TASK: Find every line of the listing below where "ylabel" appears, and copy it.

INFORMATION PROVIDED:

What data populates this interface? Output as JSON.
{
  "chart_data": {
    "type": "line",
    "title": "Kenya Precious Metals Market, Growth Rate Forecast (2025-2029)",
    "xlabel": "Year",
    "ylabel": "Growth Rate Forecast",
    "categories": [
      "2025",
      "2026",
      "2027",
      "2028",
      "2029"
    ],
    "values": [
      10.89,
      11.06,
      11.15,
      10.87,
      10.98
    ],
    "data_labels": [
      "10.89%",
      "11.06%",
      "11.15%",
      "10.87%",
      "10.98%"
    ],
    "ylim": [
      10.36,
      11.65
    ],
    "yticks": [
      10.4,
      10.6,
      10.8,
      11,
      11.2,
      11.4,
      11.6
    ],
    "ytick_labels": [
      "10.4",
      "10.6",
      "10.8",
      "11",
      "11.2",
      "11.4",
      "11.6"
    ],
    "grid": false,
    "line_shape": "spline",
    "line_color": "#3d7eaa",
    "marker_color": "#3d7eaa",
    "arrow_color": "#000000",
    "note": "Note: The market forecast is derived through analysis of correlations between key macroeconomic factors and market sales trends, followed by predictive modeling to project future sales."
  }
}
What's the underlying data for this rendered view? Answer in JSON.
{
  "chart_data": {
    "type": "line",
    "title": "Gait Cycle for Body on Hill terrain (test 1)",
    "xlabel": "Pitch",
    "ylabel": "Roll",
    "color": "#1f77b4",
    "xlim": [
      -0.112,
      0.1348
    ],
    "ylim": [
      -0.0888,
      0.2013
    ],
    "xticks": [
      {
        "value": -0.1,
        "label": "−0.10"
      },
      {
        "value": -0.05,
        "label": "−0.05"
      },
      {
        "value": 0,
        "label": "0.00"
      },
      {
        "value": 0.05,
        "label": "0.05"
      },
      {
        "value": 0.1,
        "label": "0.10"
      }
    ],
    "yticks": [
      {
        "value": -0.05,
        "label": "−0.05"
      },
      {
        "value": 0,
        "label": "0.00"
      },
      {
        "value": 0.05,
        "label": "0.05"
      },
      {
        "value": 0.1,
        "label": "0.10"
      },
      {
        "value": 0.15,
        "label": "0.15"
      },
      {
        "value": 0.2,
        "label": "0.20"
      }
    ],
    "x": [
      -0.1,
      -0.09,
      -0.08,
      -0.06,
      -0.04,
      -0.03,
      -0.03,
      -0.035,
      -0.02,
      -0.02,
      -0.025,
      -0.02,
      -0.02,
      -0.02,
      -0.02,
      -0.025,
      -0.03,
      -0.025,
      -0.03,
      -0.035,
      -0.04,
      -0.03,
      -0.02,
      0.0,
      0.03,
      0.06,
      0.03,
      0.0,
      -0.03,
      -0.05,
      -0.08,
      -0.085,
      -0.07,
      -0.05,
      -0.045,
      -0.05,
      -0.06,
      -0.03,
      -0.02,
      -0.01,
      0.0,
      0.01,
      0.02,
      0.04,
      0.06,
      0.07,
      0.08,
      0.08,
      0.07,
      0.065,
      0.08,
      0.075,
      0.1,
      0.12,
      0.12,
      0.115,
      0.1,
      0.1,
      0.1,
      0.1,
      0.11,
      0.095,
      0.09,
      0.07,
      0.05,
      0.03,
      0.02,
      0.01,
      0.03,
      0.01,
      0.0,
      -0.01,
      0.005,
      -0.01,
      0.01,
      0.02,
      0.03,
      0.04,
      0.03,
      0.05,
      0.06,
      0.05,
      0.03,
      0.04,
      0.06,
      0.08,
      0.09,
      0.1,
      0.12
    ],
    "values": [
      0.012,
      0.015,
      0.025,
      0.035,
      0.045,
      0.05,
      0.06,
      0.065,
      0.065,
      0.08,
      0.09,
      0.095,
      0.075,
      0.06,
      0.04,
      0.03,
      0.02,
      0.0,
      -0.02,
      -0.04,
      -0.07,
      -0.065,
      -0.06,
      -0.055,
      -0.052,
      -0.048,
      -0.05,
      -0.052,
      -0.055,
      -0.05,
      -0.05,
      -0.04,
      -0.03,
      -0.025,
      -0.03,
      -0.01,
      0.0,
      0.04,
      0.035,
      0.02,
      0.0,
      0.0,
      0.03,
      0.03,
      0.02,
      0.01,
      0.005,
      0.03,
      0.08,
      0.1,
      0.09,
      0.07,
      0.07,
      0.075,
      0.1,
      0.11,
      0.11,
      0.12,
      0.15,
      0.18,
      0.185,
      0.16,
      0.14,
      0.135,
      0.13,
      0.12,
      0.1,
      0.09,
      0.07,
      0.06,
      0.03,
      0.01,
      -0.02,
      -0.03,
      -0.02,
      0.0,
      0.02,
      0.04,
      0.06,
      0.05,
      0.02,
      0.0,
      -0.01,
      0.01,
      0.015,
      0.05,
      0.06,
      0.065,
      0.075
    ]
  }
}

THE ANSWER:
    "ylabel": "Growth Rate Forecast",
    "ylabel": "Roll",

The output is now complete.